EXERCISE DIRECTIONS: Scan the material for the word "vendor", and copy each line where it shows up.
# # # # # # #
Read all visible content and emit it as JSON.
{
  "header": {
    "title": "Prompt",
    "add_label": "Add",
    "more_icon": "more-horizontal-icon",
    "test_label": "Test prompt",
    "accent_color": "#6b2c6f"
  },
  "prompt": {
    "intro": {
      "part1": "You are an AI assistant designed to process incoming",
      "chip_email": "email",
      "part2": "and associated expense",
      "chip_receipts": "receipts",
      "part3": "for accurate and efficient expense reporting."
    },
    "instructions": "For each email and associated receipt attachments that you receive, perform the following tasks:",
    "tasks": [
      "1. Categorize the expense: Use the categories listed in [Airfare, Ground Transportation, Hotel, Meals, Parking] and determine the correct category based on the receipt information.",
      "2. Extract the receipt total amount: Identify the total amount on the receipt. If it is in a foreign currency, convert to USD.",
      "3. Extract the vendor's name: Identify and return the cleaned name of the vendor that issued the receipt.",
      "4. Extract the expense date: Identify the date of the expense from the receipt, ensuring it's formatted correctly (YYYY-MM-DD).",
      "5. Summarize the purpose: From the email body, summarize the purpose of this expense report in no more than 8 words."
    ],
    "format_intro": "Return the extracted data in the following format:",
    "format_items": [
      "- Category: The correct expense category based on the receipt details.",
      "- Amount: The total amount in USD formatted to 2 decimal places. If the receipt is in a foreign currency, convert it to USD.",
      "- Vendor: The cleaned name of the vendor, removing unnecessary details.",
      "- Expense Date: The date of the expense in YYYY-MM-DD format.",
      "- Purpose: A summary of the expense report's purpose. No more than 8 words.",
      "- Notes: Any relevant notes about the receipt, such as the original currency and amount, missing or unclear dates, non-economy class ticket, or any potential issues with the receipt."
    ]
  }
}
# # # # # # #
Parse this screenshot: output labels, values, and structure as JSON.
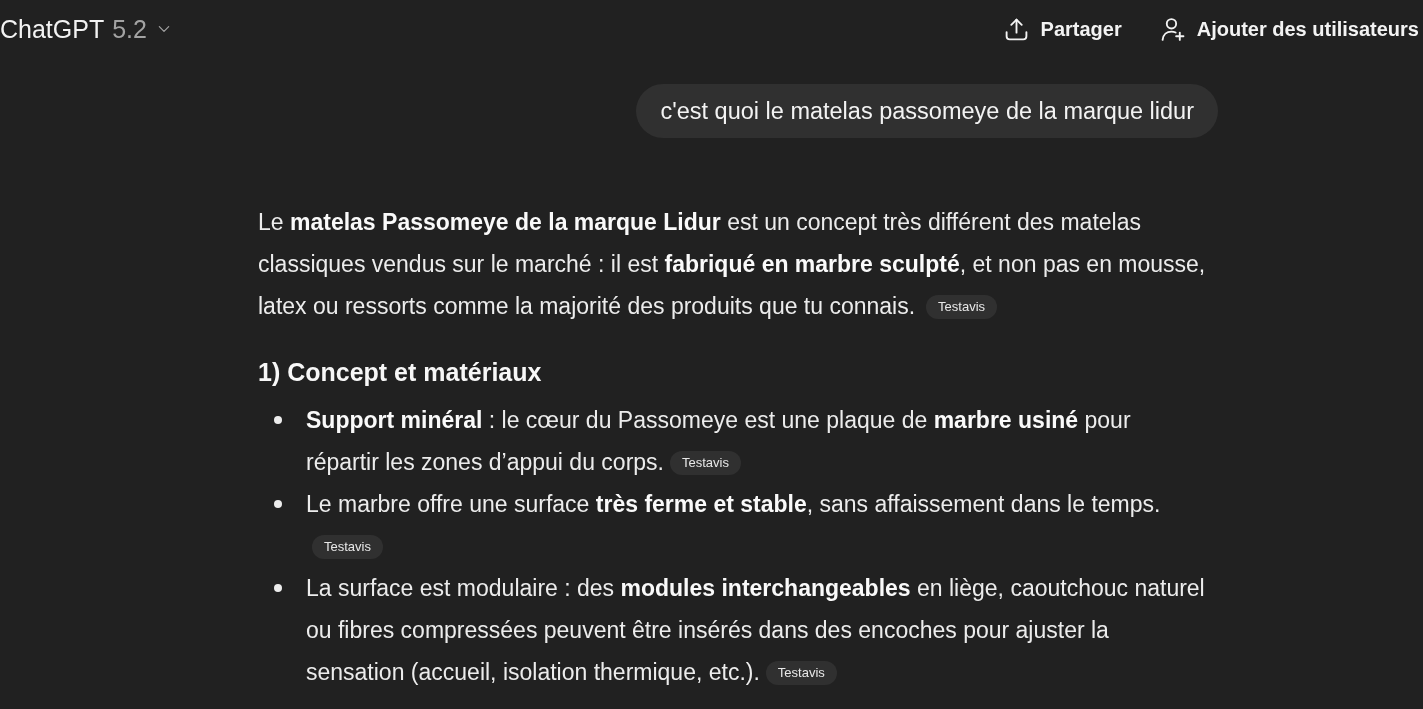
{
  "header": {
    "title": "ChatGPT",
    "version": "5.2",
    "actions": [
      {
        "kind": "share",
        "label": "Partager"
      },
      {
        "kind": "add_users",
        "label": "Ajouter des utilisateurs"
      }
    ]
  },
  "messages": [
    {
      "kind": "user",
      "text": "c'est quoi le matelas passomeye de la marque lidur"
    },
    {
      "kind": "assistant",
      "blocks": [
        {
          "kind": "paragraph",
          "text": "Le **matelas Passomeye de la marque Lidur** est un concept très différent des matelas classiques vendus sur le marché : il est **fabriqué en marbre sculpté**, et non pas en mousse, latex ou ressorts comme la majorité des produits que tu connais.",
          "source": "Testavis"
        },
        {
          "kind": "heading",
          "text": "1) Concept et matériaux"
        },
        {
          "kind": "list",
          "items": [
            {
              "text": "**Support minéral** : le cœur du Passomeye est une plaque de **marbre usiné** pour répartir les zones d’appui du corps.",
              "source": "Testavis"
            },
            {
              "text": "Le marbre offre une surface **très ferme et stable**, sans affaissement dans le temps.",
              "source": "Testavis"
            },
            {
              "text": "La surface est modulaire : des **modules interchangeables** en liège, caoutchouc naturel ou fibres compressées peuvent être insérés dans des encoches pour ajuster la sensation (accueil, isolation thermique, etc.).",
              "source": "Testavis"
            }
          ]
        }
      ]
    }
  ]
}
# # # # # # #
WRITTEN ANSWER:
      "3. Extract the vendor's name: Identify and return the cleaned name of the vendor that issued the receipt.",
      "- Vendor: The cleaned name of the vendor, removing unnecessary details.",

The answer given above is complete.